**INSTRUCTIONS TO FOLLOW:** With the images removed, repeat the data below exactly.

═════ RECORDS TO USE ═════

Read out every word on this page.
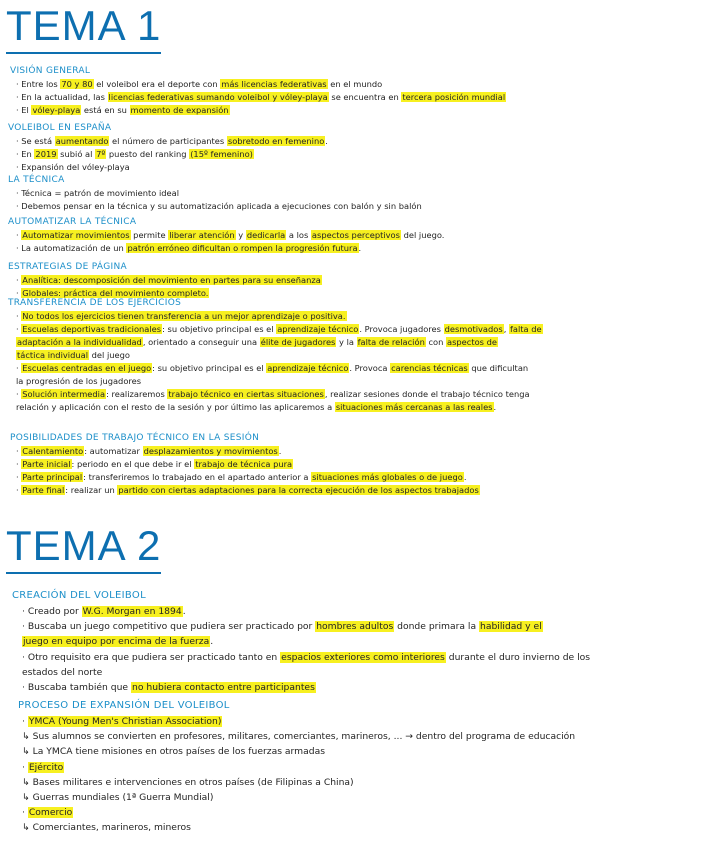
TEMA 1
VISIÓN GENERAL
· Entre los 70 y 80 el voleibol era el deporte con más licencias federativas en el mundo
· En la actualidad, las licencias federativas sumando voleibol y vóley-playa se encuentra en tercera posición mundial
· El vóley-playa está en su momento de expansión
VOLEIBOL EN ESPAÑA
· Se está aumentando el número de participantes sobretodo en femenino.
· En 2019 subió al 7º puesto del ranking (15º femenino)
· Expansión del vóley-playa
LA TÉCNICA
· Técnica = patrón de movimiento ideal
· Debemos pensar en la técnica y su automatización aplicada a ejecuciones con balón y sin balón
AUTOMATIZAR LA TÉCNICA
· Automatizar movimientos permite liberar atención y dedicarla a los aspectos perceptivos del juego.
· La automatización de un patrón erróneo dificultan o rompen la progresión futura.
ESTRATEGIAS DE PÁGINA
· Analítica: descomposición del movimiento en partes para su enseñanza
· Globales: práctica del movimiento completo.
TRANSFERENCIA DE LOS EJERCICIOS
· No todos los ejercicios tienen transferencia a un mejor aprendizaje o positiva.
· Escuelas deportivas tradicionales: su objetivo principal es el aprendizaje técnico. Provoca jugadores desmotivados, falta de
adaptación a la individualidad, orientado a conseguir una élite de jugadores y la falta de relación con aspectos de
táctica individual del juego
· Escuelas centradas en el juego: su objetivo principal es el aprendizaje técnico. Provoca carencias técnicas que dificultan
la progresión de los jugadores
· Solución intermedia: realizaremos trabajo técnico en ciertas situaciones, realizar sesiones donde el trabajo técnico tenga
relación y aplicación con el resto de la sesión y por último las aplicaremos a situaciones más cercanas a las reales.
POSIBILIDADES DE TRABAJO TÉCNICO EN LA SESIÓN
· Calentamiento: automatizar desplazamientos y movimientos.
· Parte inicial: periodo en el que debe ir el trabajo de técnica pura
· Parte principal: transferiremos lo trabajado en el apartado anterior a situaciones más globales o de juego.
· Parte final: realizar un partido con ciertas adaptaciones para la correcta ejecución de los aspectos trabajados
TEMA 2
CREACIÓN DEL VOLEIBOL
· Creado por W.G. Morgan en 1894.
· Buscaba un juego competitivo que pudiera ser practicado por hombres adultos donde primara la habilidad y el
juego en equipo por encima de la fuerza.
· Otro requisito era que pudiera ser practicado tanto en espacios exteriores como interiores durante el duro invierno de los
estados del norte
· Buscaba también que no hubiera contacto entre participantes
PROCESO DE EXPANSIÓN DEL VOLEIBOL
· YMCA (Young Men's Christian Association)
↳ Sus alumnos se convierten en profesores, militares, comerciantes, marineros, ... → dentro del programa de educación
↳ La YMCA tiene misiones en otros países de los fuerzas armadas
· Ejército
↳ Bases militares e intervenciones en otros países (de Filipinas a China)
↳ Guerras mundiales (1ª Guerra Mundial)
· Comercio
↳ Comerciantes, marineros, mineros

═════

**RESPONSE TO THE TASK:**
Read out every word on this page.
TEMA 1
VISIÓN GENERAL
· Entre los 70 y 80 el voleibol era el deporte con más licencias federativas en el mundo
· En la actualidad, las licencias federativas sumando voleibol y vóley-playa se encuentra en tercera posición mundial
· El vóley-playa está en su momento de expansión
VOLEIBOL EN ESPAÑA
· Se está aumentando el número de participantes sobretodo en femenino.
· En 2019 subió al 7º puesto del ranking (15º femenino)
· Expansión del vóley-playa
LA TÉCNICA
· Técnica = patrón de movimiento ideal
· Debemos pensar en la técnica y su automatización aplicada a ejecuciones con balón y sin balón
AUTOMATIZAR LA TÉCNICA
· Automatizar movimientos permite liberar atención y dedicarla a los aspectos perceptivos del juego.
· La automatización de un patrón erróneo dificultan o rompen la progresión futura.
ESTRATEGIAS DE PÁGINA
· Analítica: descomposición del movimiento en partes para su enseñanza
· Globales: práctica del movimiento completo.
TRANSFERENCIA DE LOS EJERCICIOS
· No todos los ejercicios tienen transferencia a un mejor aprendizaje o positiva.
· Escuelas deportivas tradicionales: su objetivo principal es el aprendizaje técnico. Provoca jugadores desmotivados, falta de
adaptación a la individualidad, orientado a conseguir una élite de jugadores y la falta de relación con aspectos de
táctica individual del juego
· Escuelas centradas en el juego: su objetivo principal es el aprendizaje técnico. Provoca carencias técnicas que dificultan
la progresión de los jugadores
· Solución intermedia: realizaremos trabajo técnico en ciertas situaciones, realizar sesiones donde el trabajo técnico tenga
relación y aplicación con el resto de la sesión y por último las aplicaremos a situaciones más cercanas a las reales.
POSIBILIDADES DE TRABAJO TÉCNICO EN LA SESIÓN
· Calentamiento: automatizar desplazamientos y movimientos.
· Parte inicial: periodo en el que debe ir el trabajo de técnica pura
· Parte principal: transferiremos lo trabajado en el apartado anterior a situaciones más globales o de juego.
· Parte final: realizar un partido con ciertas adaptaciones para la correcta ejecución de los aspectos trabajados
TEMA 2
CREACIÓN DEL VOLEIBOL
· Creado por W.G. Morgan en 1894.
· Buscaba un juego competitivo que pudiera ser practicado por hombres adultos donde primara la habilidad y el
juego en equipo por encima de la fuerza.
· Otro requisito era que pudiera ser practicado tanto en espacios exteriores como interiores durante el duro invierno de los
estados del norte
· Buscaba también que no hubiera contacto entre participantes
PROCESO DE EXPANSIÓN DEL VOLEIBOL
· YMCA (Young Men's Christian Association)
↳ Sus alumnos se convierten en profesores, militares, comerciantes, marineros, ... → dentro del programa de educación
↳ La YMCA tiene misiones en otros países de los fuerzas armadas
· Ejército
↳ Bases militares e intervenciones en otros países (de Filipinas a China)
↳ Guerras mundiales (1ª Guerra Mundial)
· Comercio
↳ Comerciantes, marineros, mineros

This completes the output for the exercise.